## Instruction:
Copy every line of the listing that holds the string "Engineering".

## Data supplied:

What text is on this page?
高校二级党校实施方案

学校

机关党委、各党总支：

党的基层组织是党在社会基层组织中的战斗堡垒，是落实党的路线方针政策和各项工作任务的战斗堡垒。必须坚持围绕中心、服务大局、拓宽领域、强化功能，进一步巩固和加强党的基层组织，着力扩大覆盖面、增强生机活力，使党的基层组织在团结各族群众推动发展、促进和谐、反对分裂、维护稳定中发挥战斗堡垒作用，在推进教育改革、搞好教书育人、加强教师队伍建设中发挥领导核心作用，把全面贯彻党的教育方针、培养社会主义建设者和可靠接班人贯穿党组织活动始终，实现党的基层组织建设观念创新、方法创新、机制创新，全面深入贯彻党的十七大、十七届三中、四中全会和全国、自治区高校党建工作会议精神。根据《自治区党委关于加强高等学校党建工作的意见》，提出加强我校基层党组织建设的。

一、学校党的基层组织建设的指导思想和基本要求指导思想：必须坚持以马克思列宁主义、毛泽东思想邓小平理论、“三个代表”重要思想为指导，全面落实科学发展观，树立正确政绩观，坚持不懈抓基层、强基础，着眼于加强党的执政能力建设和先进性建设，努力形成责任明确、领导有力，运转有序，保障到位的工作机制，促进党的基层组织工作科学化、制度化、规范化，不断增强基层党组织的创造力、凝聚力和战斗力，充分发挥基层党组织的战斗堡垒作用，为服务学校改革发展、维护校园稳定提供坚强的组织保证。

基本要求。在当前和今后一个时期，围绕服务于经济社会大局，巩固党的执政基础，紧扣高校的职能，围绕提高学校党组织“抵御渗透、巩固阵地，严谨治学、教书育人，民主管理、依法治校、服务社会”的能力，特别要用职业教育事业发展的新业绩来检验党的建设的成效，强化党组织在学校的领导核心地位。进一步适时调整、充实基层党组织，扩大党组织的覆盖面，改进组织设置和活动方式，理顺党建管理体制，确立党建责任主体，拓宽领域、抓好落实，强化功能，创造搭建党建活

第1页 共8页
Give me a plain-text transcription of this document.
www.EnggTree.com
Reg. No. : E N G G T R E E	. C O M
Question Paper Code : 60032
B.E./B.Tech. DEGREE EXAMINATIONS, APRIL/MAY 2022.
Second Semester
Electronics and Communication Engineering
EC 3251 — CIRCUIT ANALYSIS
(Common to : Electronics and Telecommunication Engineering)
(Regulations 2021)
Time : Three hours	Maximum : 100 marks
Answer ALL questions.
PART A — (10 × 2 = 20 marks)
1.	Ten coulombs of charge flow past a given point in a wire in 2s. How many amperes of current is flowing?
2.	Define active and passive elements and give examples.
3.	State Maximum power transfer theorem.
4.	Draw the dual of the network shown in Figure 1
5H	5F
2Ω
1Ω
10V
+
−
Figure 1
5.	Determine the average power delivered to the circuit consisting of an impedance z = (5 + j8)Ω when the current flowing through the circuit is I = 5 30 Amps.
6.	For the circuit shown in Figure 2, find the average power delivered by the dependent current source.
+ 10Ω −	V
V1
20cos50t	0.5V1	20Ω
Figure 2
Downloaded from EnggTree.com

## Solution to the problem:
Electronics and Communication Engineering
(Common to : Electronics and Telecommunication Engineering)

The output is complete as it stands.